#### WHAT IS REQUIRED
Your job is to write out each record exactly, leaving none out.

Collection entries
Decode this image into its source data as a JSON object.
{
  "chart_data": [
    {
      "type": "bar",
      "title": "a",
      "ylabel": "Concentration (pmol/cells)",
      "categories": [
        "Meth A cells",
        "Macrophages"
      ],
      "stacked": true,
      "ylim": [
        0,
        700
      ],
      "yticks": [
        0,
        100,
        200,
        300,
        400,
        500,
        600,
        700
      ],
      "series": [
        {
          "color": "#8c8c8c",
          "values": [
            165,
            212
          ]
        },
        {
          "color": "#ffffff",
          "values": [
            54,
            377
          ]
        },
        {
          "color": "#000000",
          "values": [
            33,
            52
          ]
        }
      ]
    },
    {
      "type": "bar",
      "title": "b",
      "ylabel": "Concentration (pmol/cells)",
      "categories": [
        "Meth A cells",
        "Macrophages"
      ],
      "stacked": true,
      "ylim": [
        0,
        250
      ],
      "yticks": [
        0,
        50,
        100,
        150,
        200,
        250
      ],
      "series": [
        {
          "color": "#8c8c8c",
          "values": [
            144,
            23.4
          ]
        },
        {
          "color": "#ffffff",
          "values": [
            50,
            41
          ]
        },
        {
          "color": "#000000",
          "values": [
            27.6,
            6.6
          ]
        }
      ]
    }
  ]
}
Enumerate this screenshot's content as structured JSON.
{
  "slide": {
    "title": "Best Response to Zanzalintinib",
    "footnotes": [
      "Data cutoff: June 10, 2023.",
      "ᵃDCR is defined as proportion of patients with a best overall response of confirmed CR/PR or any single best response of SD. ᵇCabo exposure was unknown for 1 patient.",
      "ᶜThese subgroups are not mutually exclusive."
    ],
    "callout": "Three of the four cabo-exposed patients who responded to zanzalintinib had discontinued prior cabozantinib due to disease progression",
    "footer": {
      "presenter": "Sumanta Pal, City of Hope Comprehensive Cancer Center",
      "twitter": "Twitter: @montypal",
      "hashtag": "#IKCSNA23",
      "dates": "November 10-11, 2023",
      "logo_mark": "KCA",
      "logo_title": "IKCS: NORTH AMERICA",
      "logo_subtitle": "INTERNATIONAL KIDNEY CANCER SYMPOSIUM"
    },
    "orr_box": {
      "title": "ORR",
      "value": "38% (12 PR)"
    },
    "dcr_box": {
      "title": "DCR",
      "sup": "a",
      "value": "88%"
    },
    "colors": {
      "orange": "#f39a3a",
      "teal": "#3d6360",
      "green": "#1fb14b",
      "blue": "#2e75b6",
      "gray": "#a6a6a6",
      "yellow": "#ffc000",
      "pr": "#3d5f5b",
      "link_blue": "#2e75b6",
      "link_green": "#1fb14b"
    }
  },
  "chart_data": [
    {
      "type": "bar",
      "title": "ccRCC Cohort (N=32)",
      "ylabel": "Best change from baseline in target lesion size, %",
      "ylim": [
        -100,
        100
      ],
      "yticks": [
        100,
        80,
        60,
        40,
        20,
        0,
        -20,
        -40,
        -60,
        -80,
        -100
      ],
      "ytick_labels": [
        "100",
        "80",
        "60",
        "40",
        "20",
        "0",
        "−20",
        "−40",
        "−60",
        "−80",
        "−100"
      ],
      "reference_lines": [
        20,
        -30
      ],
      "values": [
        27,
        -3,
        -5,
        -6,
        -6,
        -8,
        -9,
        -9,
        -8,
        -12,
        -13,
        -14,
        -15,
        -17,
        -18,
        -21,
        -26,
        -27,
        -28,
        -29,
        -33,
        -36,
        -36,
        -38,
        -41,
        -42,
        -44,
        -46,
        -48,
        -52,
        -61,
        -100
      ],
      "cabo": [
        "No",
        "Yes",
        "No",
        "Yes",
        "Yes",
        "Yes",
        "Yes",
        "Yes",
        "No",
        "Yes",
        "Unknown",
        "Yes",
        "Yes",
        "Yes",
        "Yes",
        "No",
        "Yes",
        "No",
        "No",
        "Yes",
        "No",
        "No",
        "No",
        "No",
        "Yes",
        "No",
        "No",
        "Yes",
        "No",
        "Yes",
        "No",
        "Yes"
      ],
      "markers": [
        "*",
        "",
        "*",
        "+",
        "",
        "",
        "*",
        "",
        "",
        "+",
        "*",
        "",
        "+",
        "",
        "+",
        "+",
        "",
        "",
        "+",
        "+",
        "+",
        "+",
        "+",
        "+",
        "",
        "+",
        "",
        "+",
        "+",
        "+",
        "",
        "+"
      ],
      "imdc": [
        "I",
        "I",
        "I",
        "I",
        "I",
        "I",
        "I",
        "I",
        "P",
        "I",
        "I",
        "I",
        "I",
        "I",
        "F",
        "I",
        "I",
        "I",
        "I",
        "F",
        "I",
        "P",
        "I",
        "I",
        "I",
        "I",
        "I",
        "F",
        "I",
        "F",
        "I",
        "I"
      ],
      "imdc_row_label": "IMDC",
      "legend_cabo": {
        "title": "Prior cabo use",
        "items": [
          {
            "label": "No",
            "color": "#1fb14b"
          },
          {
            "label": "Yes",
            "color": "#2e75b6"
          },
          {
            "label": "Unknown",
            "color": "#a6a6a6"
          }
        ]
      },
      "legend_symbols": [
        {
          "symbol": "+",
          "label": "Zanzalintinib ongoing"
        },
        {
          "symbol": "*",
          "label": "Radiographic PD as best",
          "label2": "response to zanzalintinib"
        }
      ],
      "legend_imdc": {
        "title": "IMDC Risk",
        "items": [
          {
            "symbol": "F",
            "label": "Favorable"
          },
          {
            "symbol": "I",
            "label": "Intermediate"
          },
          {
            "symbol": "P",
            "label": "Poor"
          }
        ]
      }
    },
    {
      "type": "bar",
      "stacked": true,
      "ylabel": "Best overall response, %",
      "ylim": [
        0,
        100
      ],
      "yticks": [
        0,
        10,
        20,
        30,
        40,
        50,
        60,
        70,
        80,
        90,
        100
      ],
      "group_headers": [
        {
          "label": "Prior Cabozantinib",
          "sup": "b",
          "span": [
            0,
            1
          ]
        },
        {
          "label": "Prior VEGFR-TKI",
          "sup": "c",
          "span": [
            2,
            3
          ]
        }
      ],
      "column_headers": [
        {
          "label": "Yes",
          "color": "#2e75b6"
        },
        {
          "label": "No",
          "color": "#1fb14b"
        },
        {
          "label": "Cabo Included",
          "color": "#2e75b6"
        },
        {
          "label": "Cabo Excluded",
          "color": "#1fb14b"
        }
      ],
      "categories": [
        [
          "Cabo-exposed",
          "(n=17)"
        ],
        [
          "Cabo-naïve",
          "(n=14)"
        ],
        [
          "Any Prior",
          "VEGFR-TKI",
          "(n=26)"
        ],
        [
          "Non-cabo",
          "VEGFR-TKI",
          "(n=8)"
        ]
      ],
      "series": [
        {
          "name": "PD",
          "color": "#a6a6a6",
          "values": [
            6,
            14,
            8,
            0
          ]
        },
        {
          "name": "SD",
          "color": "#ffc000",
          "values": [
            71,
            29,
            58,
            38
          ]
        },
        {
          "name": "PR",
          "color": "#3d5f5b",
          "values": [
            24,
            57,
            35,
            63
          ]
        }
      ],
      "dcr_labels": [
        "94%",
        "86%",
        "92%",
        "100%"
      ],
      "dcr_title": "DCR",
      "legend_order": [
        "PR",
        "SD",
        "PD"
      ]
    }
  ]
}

#### TASK RESPONSE
Decode this image into its source data as a JSON object.
{
  "chart_data": [
    {
      "type": "bar",
      "title": "a",
      "ylabel": "Concentration (pmol/cells)",
      "categories": [
        "Meth A cells",
        "Macrophages"
      ],
      "stacked": true,
      "ylim": [
        0,
        700
      ],
      "yticks": [
        0,
        100,
        200,
        300,
        400,
        500,
        600,
        700
      ],
      "series": [
        {
          "color": "#8c8c8c",
          "values": [
            165,
            212
          ]
        },
        {
          "color": "#ffffff",
          "values": [
            54,
            377
          ]
        },
        {
          "color": "#000000",
          "values": [
            33,
            52
          ]
        }
      ]
    },
    {
      "type": "bar",
      "title": "b",
      "ylabel": "Concentration (pmol/cells)",
      "categories": [
        "Meth A cells",
        "Macrophages"
      ],
      "stacked": true,
      "ylim": [
        0,
        250
      ],
      "yticks": [
        0,
        50,
        100,
        150,
        200,
        250
      ],
      "series": [
        {
          "color": "#8c8c8c",
          "values": [
            144,
            23.4
          ]
        },
        {
          "color": "#ffffff",
          "values": [
            50,
            41
          ]
        },
        {
          "color": "#000000",
          "values": [
            27.6,
            6.6
          ]
        }
      ]
    }
  ]
}
Enumerate this screenshot's content as structured JSON.
{
  "slide": {
    "title": "Best Response to Zanzalintinib",
    "footnotes": [
      "Data cutoff: June 10, 2023.",
      "ᵃDCR is defined as proportion of patients with a best overall response of confirmed CR/PR or any single best response of SD. ᵇCabo exposure was unknown for 1 patient.",
      "ᶜThese subgroups are not mutually exclusive."
    ],
    "callout": "Three of the four cabo-exposed patients who responded to zanzalintinib had discontinued prior cabozantinib due to disease progression",
    "footer": {
      "presenter": "Sumanta Pal, City of Hope Comprehensive Cancer Center",
      "twitter": "Twitter: @montypal",
      "hashtag": "#IKCSNA23",
      "dates": "November 10-11, 2023",
      "logo_mark": "KCA",
      "logo_title": "IKCS: NORTH AMERICA",
      "logo_subtitle": "INTERNATIONAL KIDNEY CANCER SYMPOSIUM"
    },
    "orr_box": {
      "title": "ORR",
      "value": "38% (12 PR)"
    },
    "dcr_box": {
      "title": "DCR",
      "sup": "a",
      "value": "88%"
    },
    "colors": {
      "orange": "#f39a3a",
      "teal": "#3d6360",
      "green": "#1fb14b",
      "blue": "#2e75b6",
      "gray": "#a6a6a6",
      "yellow": "#ffc000",
      "pr": "#3d5f5b",
      "link_blue": "#2e75b6",
      "link_green": "#1fb14b"
    }
  },
  "chart_data": [
    {
      "type": "bar",
      "title": "ccRCC Cohort (N=32)",
      "ylabel": "Best change from baseline in target lesion size, %",
      "ylim": [
        -100,
        100
      ],
      "yticks": [
        100,
        80,
        60,
        40,
        20,
        0,
        -20,
        -40,
        -60,
        -80,
        -100
      ],
      "ytick_labels": [
        "100",
        "80",
        "60",
        "40",
        "20",
        "0",
        "−20",
        "−40",
        "−60",
        "−80",
        "−100"
      ],
      "reference_lines": [
        20,
        -30
      ],
      "values": [
        27,
        -3,
        -5,
        -6,
        -6,
        -8,
        -9,
        -9,
        -8,
        -12,
        -13,
        -14,
        -15,
        -17,
        -18,
        -21,
        -26,
        -27,
        -28,
        -29,
        -33,
        -36,
        -36,
        -38,
        -41,
        -42,
        -44,
        -46,
        -48,
        -52,
        -61,
        -100
      ],
      "cabo": [
        "No",
        "Yes",
        "No",
        "Yes",
        "Yes",
        "Yes",
        "Yes",
        "Yes",
        "No",
        "Yes",
        "Unknown",
        "Yes",
        "Yes",
        "Yes",
        "Yes",
        "No",
        "Yes",
        "No",
        "No",
        "Yes",
        "No",
        "No",
        "No",
        "No",
        "Yes",
        "No",
        "No",
        "Yes",
        "No",
        "Yes",
        "No",
        "Yes"
      ],
      "markers": [
        "*",
        "",
        "*",
        "+",
        "",
        "",
        "*",
        "",
        "",
        "+",
        "*",
        "",
        "+",
        "",
        "+",
        "+",
        "",
        "",
        "+",
        "+",
        "+",
        "+",
        "+",
        "+",
        "",
        "+",
        "",
        "+",
        "+",
        "+",
        "",
        "+"
      ],
      "imdc": [
        "I",
        "I",
        "I",
        "I",
        "I",
        "I",
        "I",
        "I",
        "P",
        "I",
        "I",
        "I",
        "I",
        "I",
        "F",
        "I",
        "I",
        "I",
        "I",
        "F",
        "I",
        "P",
        "I",
        "I",
        "I",
        "I",
        "I",
        "F",
        "I",
        "F",
        "I",
        "I"
      ],
      "imdc_row_label": "IMDC",
      "legend_cabo": {
        "title": "Prior cabo use",
        "items": [
          {
            "label": "No",
            "color": "#1fb14b"
          },
          {
            "label": "Yes",
            "color": "#2e75b6"
          },
          {
            "label": "Unknown",
            "color": "#a6a6a6"
          }
        ]
      },
      "legend_symbols": [
        {
          "symbol": "+",
          "label": "Zanzalintinib ongoing"
        },
        {
          "symbol": "*",
          "label": "Radiographic PD as best",
          "label2": "response to zanzalintinib"
        }
      ],
      "legend_imdc": {
        "title": "IMDC Risk",
        "items": [
          {
            "symbol": "F",
            "label": "Favorable"
          },
          {
            "symbol": "I",
            "label": "Intermediate"
          },
          {
            "symbol": "P",
            "label": "Poor"
          }
        ]
      }
    },
    {
      "type": "bar",
      "stacked": true,
      "ylabel": "Best overall response, %",
      "ylim": [
        0,
        100
      ],
      "yticks": [
        0,
        10,
        20,
        30,
        40,
        50,
        60,
        70,
        80,
        90,
        100
      ],
      "group_headers": [
        {
          "label": "Prior Cabozantinib",
          "sup": "b",
          "span": [
            0,
            1
          ]
        },
        {
          "label": "Prior VEGFR-TKI",
          "sup": "c",
          "span": [
            2,
            3
          ]
        }
      ],
      "column_headers": [
        {
          "label": "Yes",
          "color": "#2e75b6"
        },
        {
          "label": "No",
          "color": "#1fb14b"
        },
        {
          "label": "Cabo Included",
          "color": "#2e75b6"
        },
        {
          "label": "Cabo Excluded",
          "color": "#1fb14b"
        }
      ],
      "categories": [
        [
          "Cabo-exposed",
          "(n=17)"
        ],
        [
          "Cabo-naïve",
          "(n=14)"
        ],
        [
          "Any Prior",
          "VEGFR-TKI",
          "(n=26)"
        ],
        [
          "Non-cabo",
          "VEGFR-TKI",
          "(n=8)"
        ]
      ],
      "series": [
        {
          "name": "PD",
          "color": "#a6a6a6",
          "values": [
            6,
            14,
            8,
            0
          ]
        },
        {
          "name": "SD",
          "color": "#ffc000",
          "values": [
            71,
            29,
            58,
            38
          ]
        },
        {
          "name": "PR",
          "color": "#3d5f5b",
          "values": [
            24,
            57,
            35,
            63
          ]
        }
      ],
      "dcr_labels": [
        "94%",
        "86%",
        "92%",
        "100%"
      ],
      "dcr_title": "DCR",
      "legend_order": [
        "PR",
        "SD",
        "PD"
      ]
    }
  ]
}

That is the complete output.